• Given exercise:
Only the pictures are omitted; repeat all other data exactly.

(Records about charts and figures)

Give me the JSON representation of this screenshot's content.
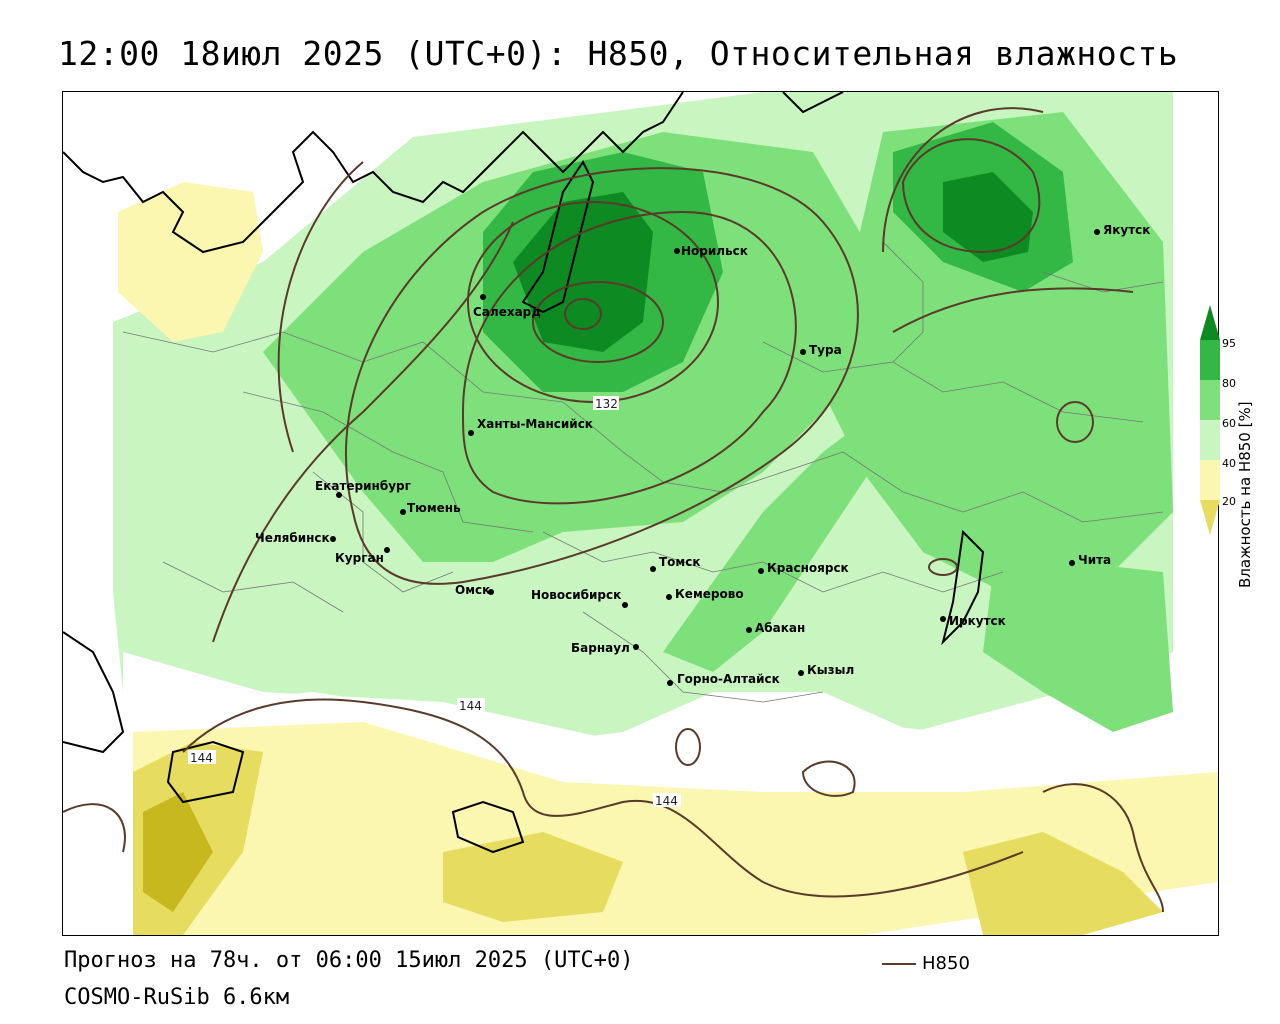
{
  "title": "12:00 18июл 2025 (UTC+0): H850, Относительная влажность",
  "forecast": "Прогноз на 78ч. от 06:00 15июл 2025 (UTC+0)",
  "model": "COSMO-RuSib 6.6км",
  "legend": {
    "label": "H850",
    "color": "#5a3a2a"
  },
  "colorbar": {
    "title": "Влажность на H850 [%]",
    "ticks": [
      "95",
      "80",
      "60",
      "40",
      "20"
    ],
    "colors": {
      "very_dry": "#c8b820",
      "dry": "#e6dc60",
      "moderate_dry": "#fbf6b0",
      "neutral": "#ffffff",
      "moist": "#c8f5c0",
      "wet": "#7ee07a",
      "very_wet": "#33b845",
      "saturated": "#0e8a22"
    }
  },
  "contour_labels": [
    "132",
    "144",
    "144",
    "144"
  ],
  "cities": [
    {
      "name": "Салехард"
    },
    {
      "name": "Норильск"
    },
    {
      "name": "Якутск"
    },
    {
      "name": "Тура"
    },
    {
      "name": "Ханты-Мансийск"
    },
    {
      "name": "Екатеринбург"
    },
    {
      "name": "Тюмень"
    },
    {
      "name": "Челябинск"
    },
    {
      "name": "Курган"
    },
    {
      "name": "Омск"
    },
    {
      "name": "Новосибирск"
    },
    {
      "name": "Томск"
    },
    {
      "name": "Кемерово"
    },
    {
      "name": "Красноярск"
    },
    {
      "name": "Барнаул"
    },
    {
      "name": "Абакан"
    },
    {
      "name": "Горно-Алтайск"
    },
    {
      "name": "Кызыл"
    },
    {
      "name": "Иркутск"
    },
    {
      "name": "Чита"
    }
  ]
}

• Task output:
Give me the JSON representation of this screenshot's content.
{
  "title": "12:00 18июл 2025 (UTC+0): H850, Относительная влажность",
  "forecast": "Прогноз на 78ч. от 06:00 15июл 2025 (UTC+0)",
  "model": "COSMO-RuSib 6.6км",
  "legend": {
    "label": "H850",
    "color": "#5a3a2a"
  },
  "colorbar": {
    "title": "Влажность на H850 [%]",
    "ticks": [
      "95",
      "80",
      "60",
      "40",
      "20"
    ],
    "colors": {
      "very_dry": "#c8b820",
      "dry": "#e6dc60",
      "moderate_dry": "#fbf6b0",
      "neutral": "#ffffff",
      "moist": "#c8f5c0",
      "wet": "#7ee07a",
      "very_wet": "#33b845",
      "saturated": "#0e8a22"
    }
  },
  "contour_labels": [
    "132",
    "144",
    "144",
    "144"
  ],
  "cities": [
    {
      "name": "Салехард"
    },
    {
      "name": "Норильск"
    },
    {
      "name": "Якутск"
    },
    {
      "name": "Тура"
    },
    {
      "name": "Ханты-Мансийск"
    },
    {
      "name": "Екатеринбург"
    },
    {
      "name": "Тюмень"
    },
    {
      "name": "Челябинск"
    },
    {
      "name": "Курган"
    },
    {
      "name": "Омск"
    },
    {
      "name": "Новосибирск"
    },
    {
      "name": "Томск"
    },
    {
      "name": "Кемерово"
    },
    {
      "name": "Красноярск"
    },
    {
      "name": "Барнаул"
    },
    {
      "name": "Абакан"
    },
    {
      "name": "Горно-Алтайск"
    },
    {
      "name": "Кызыл"
    },
    {
      "name": "Иркутск"
    },
    {
      "name": "Чита"
    }
  ]
}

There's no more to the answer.